> The problem
Keep the pictures out of the copy and repeat the records exactly.

> Saved entries
## Start

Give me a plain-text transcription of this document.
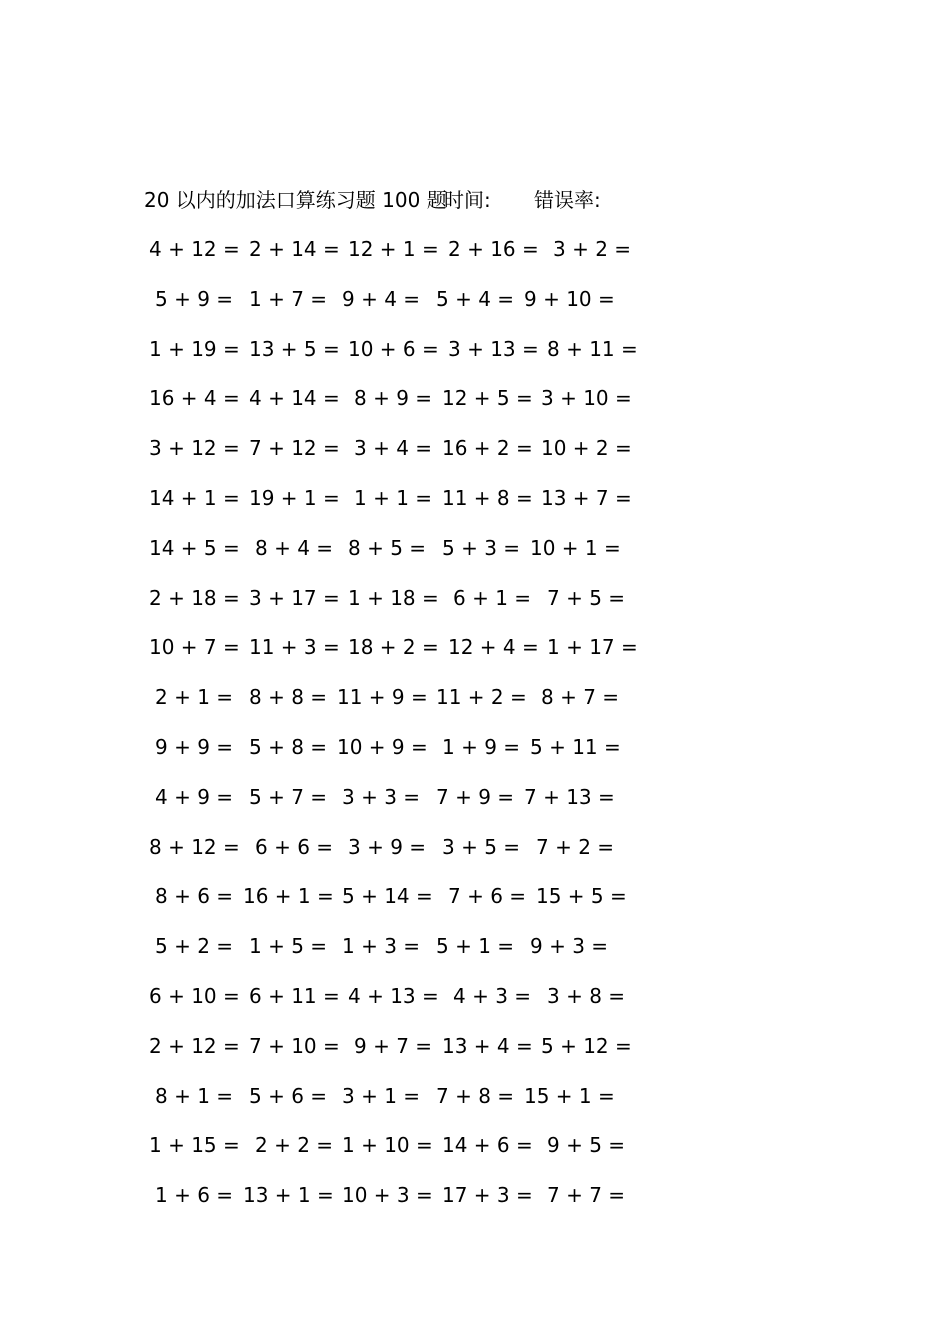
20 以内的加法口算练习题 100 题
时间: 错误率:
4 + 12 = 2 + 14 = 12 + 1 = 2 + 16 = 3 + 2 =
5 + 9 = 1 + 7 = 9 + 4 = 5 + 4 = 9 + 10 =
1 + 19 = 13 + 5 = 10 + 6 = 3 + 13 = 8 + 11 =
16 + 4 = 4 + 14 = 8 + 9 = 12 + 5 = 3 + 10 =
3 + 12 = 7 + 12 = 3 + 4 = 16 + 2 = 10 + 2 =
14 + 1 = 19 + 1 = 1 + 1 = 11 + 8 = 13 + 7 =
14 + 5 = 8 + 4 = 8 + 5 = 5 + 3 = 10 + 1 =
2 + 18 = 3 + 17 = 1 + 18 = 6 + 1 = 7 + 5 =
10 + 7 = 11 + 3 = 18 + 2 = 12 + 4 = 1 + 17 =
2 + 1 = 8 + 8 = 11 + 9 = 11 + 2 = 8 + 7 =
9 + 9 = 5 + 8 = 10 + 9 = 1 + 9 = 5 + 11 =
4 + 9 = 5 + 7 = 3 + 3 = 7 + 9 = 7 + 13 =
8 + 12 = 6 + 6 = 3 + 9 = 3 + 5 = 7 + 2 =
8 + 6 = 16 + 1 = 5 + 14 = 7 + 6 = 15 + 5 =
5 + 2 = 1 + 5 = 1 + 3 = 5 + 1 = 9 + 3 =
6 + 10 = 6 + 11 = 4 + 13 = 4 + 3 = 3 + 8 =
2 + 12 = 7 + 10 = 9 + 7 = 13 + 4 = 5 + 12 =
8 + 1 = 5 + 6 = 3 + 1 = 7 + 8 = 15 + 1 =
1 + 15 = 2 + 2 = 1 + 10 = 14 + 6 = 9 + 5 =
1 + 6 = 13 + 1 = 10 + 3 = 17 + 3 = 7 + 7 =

## End

> Reply
Give me a plain-text transcription of this document.
20 以内的加法口算练习题 100 题
时间: 错误率:
4 + 12 = 2 + 14 = 12 + 1 = 2 + 16 = 3 + 2 =
5 + 9 = 1 + 7 = 9 + 4 = 5 + 4 = 9 + 10 =
1 + 19 = 13 + 5 = 10 + 6 = 3 + 13 = 8 + 11 =
16 + 4 = 4 + 14 = 8 + 9 = 12 + 5 = 3 + 10 =
3 + 12 = 7 + 12 = 3 + 4 = 16 + 2 = 10 + 2 =
14 + 1 = 19 + 1 = 1 + 1 = 11 + 8 = 13 + 7 =
14 + 5 = 8 + 4 = 8 + 5 = 5 + 3 = 10 + 1 =
2 + 18 = 3 + 17 = 1 + 18 = 6 + 1 = 7 + 5 =
10 + 7 = 11 + 3 = 18 + 2 = 12 + 4 = 1 + 17 =
2 + 1 = 8 + 8 = 11 + 9 = 11 + 2 = 8 + 7 =
9 + 9 = 5 + 8 = 10 + 9 = 1 + 9 = 5 + 11 =
4 + 9 = 5 + 7 = 3 + 3 = 7 + 9 = 7 + 13 =
8 + 12 = 6 + 6 = 3 + 9 = 3 + 5 = 7 + 2 =
8 + 6 = 16 + 1 = 5 + 14 = 7 + 6 = 15 + 5 =
5 + 2 = 1 + 5 = 1 + 3 = 5 + 1 = 9 + 3 =
6 + 10 = 6 + 11 = 4 + 13 = 4 + 3 = 3 + 8 =
2 + 12 = 7 + 10 = 9 + 7 = 13 + 4 = 5 + 12 =
8 + 1 = 5 + 6 = 3 + 1 = 7 + 8 = 15 + 1 =
1 + 15 = 2 + 2 = 1 + 10 = 14 + 6 = 9 + 5 =
1 + 6 = 13 + 1 = 10 + 3 = 17 + 3 = 7 + 7 =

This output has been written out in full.